— Short problem —
Pull out every line below containing the word "DETAILS".

[Data records]
╭──

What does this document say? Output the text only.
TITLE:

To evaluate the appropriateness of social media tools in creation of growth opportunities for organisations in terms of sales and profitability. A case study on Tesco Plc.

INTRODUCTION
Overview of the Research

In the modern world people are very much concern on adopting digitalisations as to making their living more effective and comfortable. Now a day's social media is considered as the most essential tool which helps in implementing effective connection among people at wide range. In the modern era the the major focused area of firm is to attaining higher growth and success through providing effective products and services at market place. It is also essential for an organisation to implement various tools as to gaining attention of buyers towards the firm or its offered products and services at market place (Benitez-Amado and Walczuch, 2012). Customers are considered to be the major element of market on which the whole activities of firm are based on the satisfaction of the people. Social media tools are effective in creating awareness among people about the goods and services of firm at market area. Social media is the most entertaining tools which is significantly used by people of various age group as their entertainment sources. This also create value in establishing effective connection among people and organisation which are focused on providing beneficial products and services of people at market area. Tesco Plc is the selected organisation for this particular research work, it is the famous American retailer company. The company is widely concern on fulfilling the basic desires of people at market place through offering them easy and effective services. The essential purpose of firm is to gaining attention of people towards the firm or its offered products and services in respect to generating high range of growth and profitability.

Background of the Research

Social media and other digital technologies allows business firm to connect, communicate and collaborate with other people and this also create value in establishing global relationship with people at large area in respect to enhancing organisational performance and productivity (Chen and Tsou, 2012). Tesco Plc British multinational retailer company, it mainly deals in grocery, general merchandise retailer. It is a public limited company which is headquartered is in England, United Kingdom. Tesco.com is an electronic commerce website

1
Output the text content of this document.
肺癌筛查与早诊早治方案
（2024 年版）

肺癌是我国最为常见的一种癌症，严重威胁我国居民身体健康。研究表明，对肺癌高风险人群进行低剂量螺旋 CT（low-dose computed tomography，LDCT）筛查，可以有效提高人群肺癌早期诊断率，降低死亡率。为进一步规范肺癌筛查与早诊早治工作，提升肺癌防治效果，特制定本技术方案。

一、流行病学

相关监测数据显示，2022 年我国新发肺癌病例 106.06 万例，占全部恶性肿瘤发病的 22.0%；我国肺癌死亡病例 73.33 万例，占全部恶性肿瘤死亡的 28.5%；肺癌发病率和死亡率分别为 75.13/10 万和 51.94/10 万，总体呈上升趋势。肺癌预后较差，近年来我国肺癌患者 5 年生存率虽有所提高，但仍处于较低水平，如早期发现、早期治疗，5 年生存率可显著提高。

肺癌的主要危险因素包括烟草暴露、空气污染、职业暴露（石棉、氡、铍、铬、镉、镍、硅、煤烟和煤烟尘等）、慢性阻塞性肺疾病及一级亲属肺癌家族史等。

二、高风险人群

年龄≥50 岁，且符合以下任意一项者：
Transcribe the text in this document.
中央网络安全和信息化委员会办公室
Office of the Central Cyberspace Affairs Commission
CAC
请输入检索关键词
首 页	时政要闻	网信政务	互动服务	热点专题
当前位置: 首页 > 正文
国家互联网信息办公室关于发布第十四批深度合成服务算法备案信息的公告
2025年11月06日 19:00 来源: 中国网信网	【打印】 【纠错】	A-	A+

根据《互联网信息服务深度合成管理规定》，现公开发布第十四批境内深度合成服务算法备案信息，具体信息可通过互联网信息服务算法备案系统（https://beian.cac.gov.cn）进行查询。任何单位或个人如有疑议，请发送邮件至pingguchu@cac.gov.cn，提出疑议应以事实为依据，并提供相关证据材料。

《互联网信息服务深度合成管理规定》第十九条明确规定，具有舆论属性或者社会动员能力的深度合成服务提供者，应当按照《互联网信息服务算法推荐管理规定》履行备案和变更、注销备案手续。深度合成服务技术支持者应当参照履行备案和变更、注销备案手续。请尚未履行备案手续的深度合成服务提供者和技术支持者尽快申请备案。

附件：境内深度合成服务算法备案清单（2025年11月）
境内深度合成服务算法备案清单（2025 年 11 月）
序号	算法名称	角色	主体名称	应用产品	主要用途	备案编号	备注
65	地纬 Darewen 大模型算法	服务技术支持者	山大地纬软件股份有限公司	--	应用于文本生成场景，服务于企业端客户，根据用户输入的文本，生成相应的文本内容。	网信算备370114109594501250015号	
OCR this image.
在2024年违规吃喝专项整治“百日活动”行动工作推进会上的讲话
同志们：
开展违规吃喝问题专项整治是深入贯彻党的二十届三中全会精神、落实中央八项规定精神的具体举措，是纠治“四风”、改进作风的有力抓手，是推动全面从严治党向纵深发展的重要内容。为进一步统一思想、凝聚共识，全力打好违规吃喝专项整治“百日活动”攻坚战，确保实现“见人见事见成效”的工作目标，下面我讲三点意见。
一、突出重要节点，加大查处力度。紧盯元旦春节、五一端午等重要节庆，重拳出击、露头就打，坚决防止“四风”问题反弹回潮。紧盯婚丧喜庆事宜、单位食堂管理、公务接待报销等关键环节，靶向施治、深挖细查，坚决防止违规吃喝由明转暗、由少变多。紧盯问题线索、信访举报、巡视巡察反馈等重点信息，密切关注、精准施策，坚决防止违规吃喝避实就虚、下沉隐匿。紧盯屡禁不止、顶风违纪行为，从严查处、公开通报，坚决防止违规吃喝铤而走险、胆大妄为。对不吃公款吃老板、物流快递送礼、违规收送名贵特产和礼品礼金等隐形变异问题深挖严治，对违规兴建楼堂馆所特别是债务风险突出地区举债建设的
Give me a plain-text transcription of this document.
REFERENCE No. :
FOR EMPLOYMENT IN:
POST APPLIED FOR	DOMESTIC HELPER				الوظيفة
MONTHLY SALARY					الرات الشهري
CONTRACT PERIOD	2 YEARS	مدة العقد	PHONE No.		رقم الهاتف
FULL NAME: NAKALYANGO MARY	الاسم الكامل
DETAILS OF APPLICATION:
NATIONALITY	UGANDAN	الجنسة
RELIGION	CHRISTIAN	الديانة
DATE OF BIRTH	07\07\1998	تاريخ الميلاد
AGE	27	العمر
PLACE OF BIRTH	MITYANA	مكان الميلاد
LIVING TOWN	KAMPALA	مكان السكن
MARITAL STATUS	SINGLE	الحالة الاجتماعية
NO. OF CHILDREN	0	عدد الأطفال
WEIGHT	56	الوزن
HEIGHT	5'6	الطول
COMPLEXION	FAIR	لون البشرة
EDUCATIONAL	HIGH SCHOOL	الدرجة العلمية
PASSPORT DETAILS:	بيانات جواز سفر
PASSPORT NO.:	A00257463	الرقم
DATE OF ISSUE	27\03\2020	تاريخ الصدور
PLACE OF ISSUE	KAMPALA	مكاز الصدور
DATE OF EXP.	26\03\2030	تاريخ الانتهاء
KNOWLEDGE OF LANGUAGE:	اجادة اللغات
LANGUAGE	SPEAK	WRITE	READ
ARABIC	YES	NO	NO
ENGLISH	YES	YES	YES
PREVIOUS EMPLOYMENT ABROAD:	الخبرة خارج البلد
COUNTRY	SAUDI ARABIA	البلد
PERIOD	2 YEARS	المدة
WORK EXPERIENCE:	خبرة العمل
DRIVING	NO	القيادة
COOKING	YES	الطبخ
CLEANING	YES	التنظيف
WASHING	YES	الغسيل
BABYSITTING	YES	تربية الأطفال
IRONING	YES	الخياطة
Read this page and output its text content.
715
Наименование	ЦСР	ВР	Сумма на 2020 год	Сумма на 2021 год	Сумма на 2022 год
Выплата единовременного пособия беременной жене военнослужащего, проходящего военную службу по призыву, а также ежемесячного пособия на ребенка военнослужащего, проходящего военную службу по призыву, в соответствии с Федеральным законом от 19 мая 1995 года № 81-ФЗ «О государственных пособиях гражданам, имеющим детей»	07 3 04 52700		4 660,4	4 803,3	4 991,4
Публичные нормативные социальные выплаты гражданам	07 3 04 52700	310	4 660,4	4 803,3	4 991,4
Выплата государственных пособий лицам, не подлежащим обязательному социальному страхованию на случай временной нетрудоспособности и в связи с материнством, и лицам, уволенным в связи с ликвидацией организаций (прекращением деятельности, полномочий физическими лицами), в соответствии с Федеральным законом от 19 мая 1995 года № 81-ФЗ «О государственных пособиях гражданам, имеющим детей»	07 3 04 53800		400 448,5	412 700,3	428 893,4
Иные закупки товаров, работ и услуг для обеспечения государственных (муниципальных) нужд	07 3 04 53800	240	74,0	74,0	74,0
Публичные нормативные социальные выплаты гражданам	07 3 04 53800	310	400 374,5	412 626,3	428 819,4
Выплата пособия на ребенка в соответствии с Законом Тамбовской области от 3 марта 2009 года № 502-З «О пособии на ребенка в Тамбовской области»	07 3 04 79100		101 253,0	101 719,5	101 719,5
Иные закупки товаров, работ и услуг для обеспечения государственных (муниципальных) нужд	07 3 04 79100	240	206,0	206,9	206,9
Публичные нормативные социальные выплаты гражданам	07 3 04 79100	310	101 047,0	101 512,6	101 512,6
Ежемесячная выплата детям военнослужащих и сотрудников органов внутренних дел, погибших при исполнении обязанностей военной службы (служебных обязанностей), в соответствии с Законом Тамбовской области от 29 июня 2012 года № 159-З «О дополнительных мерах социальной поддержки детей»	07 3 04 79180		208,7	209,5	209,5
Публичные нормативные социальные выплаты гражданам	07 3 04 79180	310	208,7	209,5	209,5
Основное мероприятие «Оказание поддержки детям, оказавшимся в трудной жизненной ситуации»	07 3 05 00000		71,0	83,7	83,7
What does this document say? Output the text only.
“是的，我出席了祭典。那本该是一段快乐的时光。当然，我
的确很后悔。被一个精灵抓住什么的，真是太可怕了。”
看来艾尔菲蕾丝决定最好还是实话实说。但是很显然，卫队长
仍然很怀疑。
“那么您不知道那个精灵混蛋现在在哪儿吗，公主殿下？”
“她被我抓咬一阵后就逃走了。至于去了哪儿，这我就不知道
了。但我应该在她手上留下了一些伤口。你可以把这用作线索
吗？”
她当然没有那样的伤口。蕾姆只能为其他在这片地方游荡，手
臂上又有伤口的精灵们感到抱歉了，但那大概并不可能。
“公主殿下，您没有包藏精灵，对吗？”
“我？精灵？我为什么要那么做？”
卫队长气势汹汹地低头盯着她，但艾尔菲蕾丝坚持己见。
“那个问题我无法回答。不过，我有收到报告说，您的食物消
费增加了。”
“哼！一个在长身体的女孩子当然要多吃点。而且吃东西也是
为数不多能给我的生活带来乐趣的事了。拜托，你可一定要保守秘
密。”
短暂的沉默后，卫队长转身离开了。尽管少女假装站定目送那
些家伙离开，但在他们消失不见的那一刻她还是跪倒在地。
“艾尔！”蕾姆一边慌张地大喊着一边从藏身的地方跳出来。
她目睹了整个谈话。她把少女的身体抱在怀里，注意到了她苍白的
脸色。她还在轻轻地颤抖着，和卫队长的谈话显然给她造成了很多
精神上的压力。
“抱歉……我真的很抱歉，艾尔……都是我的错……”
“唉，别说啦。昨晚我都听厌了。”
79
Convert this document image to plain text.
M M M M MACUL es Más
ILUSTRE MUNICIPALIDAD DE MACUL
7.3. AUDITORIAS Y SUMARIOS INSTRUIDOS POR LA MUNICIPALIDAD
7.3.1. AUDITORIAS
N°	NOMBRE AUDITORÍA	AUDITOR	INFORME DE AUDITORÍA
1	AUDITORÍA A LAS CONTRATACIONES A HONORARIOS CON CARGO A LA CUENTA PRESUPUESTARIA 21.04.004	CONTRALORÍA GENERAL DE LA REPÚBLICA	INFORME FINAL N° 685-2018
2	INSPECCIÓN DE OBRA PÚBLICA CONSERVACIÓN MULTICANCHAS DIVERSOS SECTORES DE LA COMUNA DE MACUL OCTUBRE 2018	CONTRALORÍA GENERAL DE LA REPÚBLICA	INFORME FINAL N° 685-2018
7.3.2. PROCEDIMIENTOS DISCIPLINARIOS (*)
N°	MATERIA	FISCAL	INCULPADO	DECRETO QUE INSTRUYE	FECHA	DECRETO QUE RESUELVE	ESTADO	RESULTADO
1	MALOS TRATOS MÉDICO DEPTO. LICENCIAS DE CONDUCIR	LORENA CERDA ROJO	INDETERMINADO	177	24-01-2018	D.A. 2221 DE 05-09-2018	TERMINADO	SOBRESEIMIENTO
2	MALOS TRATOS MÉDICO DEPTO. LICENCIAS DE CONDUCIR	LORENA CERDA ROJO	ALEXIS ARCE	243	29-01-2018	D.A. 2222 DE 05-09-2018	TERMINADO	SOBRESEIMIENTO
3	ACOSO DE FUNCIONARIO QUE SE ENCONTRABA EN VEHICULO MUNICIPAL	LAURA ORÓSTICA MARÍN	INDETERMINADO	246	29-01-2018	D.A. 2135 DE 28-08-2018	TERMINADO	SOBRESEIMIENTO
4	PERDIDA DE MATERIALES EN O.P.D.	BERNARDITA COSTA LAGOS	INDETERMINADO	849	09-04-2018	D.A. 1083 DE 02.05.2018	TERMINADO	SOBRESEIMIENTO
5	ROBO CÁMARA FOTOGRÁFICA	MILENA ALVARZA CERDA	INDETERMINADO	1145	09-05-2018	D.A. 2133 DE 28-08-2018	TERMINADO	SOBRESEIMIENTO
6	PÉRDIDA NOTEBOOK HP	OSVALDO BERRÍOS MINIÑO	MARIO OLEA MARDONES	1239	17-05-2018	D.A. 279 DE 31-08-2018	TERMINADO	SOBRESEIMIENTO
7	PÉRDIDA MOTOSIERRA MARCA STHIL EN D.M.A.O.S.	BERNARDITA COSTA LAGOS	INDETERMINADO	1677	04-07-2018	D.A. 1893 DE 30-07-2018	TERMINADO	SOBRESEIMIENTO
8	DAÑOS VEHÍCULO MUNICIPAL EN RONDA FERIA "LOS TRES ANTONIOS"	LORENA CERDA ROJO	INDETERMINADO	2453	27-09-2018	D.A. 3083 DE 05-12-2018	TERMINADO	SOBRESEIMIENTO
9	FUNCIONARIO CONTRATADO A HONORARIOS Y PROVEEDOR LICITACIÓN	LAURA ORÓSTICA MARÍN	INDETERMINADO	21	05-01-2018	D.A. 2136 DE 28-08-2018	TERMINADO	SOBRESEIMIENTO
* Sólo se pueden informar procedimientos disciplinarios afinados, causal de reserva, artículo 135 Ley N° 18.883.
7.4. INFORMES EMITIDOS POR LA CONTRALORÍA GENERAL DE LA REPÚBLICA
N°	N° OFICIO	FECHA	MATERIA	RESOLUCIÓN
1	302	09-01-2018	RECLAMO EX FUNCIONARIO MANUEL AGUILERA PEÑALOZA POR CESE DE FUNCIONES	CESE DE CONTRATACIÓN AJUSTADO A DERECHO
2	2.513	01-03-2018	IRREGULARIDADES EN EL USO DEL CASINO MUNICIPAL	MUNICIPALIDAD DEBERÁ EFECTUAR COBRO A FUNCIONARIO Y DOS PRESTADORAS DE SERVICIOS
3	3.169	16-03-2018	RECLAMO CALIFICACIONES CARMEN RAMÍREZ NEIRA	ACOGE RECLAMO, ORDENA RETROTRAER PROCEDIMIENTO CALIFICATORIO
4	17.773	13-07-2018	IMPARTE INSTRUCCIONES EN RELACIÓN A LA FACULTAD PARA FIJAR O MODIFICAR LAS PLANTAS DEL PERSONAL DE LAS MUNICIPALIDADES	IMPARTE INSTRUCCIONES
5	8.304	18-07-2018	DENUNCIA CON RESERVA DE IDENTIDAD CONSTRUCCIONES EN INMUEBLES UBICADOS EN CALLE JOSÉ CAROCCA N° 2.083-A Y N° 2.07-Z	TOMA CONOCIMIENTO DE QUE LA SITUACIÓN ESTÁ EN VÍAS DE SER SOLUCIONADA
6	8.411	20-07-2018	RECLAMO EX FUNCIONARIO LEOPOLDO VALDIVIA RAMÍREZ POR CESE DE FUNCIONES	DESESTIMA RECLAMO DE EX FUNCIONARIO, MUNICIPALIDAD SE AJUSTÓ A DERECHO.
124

╰──

— Output below —
DETAILS OF APPLICATION:
PASSPORT DETAILS:	بيانات جواز سفر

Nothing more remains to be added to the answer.